Task brief: Extract all of the data and reproduce it precisely.

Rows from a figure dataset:
START

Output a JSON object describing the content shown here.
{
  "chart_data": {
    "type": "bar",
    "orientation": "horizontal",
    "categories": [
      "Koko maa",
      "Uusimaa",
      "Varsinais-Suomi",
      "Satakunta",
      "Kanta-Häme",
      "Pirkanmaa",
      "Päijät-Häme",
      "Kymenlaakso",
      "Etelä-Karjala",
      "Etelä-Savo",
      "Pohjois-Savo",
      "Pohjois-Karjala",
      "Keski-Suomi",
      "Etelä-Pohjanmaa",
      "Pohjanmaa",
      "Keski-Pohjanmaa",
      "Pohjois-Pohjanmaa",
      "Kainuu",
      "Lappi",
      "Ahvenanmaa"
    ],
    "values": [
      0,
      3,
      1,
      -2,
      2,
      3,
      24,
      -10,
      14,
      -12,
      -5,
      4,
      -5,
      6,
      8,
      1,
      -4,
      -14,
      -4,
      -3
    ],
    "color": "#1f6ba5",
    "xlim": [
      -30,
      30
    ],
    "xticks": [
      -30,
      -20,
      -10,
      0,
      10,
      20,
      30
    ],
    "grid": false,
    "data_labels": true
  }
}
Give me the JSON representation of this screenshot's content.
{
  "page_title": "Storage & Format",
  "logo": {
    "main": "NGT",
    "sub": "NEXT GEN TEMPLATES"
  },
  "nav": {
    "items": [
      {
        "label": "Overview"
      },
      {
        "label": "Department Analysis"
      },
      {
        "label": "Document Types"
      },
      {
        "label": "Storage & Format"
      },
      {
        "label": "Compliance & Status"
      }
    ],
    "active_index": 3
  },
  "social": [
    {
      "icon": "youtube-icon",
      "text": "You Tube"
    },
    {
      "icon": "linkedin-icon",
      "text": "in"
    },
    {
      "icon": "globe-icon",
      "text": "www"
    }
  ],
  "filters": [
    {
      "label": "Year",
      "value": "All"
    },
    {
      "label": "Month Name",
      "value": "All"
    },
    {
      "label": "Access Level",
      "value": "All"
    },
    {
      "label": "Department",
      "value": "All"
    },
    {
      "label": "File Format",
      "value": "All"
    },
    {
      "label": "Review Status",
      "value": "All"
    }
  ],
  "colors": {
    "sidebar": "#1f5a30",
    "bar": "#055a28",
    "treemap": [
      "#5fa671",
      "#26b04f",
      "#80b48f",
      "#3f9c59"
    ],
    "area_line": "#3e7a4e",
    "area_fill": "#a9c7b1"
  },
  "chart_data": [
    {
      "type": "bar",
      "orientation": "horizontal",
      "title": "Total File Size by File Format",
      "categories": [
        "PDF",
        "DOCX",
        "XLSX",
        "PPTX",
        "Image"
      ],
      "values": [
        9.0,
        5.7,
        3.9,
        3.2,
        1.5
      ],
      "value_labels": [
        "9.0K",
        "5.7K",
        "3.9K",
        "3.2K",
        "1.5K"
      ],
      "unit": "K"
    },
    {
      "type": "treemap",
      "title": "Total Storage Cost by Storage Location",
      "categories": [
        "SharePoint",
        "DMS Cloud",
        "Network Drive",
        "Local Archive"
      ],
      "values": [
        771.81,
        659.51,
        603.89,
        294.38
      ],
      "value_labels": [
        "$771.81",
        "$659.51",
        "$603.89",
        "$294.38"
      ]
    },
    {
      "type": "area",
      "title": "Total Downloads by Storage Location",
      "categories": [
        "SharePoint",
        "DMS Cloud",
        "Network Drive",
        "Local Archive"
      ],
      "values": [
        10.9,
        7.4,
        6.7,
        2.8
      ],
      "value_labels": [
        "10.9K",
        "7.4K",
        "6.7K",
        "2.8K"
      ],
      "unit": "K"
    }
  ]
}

END

Output of the exercise:
Output a JSON object describing the content shown here.
{
  "chart_data": {
    "type": "bar",
    "orientation": "horizontal",
    "categories": [
      "Koko maa",
      "Uusimaa",
      "Varsinais-Suomi",
      "Satakunta",
      "Kanta-Häme",
      "Pirkanmaa",
      "Päijät-Häme",
      "Kymenlaakso",
      "Etelä-Karjala",
      "Etelä-Savo",
      "Pohjois-Savo",
      "Pohjois-Karjala",
      "Keski-Suomi",
      "Etelä-Pohjanmaa",
      "Pohjanmaa",
      "Keski-Pohjanmaa",
      "Pohjois-Pohjanmaa",
      "Kainuu",
      "Lappi",
      "Ahvenanmaa"
    ],
    "values": [
      0,
      3,
      1,
      -2,
      2,
      3,
      24,
      -10,
      14,
      -12,
      -5,
      4,
      -5,
      6,
      8,
      1,
      -4,
      -14,
      -4,
      -3
    ],
    "color": "#1f6ba5",
    "xlim": [
      -30,
      30
    ],
    "xticks": [
      -30,
      -20,
      -10,
      0,
      10,
      20,
      30
    ],
    "grid": false,
    "data_labels": true
  }
}
Give me the JSON representation of this screenshot's content.
{
  "page_title": "Storage & Format",
  "logo": {
    "main": "NGT",
    "sub": "NEXT GEN TEMPLATES"
  },
  "nav": {
    "items": [
      {
        "label": "Overview"
      },
      {
        "label": "Department Analysis"
      },
      {
        "label": "Document Types"
      },
      {
        "label": "Storage & Format"
      },
      {
        "label": "Compliance & Status"
      }
    ],
    "active_index": 3
  },
  "social": [
    {
      "icon": "youtube-icon",
      "text": "You Tube"
    },
    {
      "icon": "linkedin-icon",
      "text": "in"
    },
    {
      "icon": "globe-icon",
      "text": "www"
    }
  ],
  "filters": [
    {
      "label": "Year",
      "value": "All"
    },
    {
      "label": "Month Name",
      "value": "All"
    },
    {
      "label": "Access Level",
      "value": "All"
    },
    {
      "label": "Department",
      "value": "All"
    },
    {
      "label": "File Format",
      "value": "All"
    },
    {
      "label": "Review Status",
      "value": "All"
    }
  ],
  "colors": {
    "sidebar": "#1f5a30",
    "bar": "#055a28",
    "treemap": [
      "#5fa671",
      "#26b04f",
      "#80b48f",
      "#3f9c59"
    ],
    "area_line": "#3e7a4e",
    "area_fill": "#a9c7b1"
  },
  "chart_data": [
    {
      "type": "bar",
      "orientation": "horizontal",
      "title": "Total File Size by File Format",
      "categories": [
        "PDF",
        "DOCX",
        "XLSX",
        "PPTX",
        "Image"
      ],
      "values": [
        9.0,
        5.7,
        3.9,
        3.2,
        1.5
      ],
      "value_labels": [
        "9.0K",
        "5.7K",
        "3.9K",
        "3.2K",
        "1.5K"
      ],
      "unit": "K"
    },
    {
      "type": "treemap",
      "title": "Total Storage Cost by Storage Location",
      "categories": [
        "SharePoint",
        "DMS Cloud",
        "Network Drive",
        "Local Archive"
      ],
      "values": [
        771.81,
        659.51,
        603.89,
        294.38
      ],
      "value_labels": [
        "$771.81",
        "$659.51",
        "$603.89",
        "$294.38"
      ]
    },
    {
      "type": "area",
      "title": "Total Downloads by Storage Location",
      "categories": [
        "SharePoint",
        "DMS Cloud",
        "Network Drive",
        "Local Archive"
      ],
      "values": [
        10.9,
        7.4,
        6.7,
        2.8
      ],
      "value_labels": [
        "10.9K",
        "7.4K",
        "6.7K",
        "2.8K"
      ],
      "unit": "K"
    }
  ]
}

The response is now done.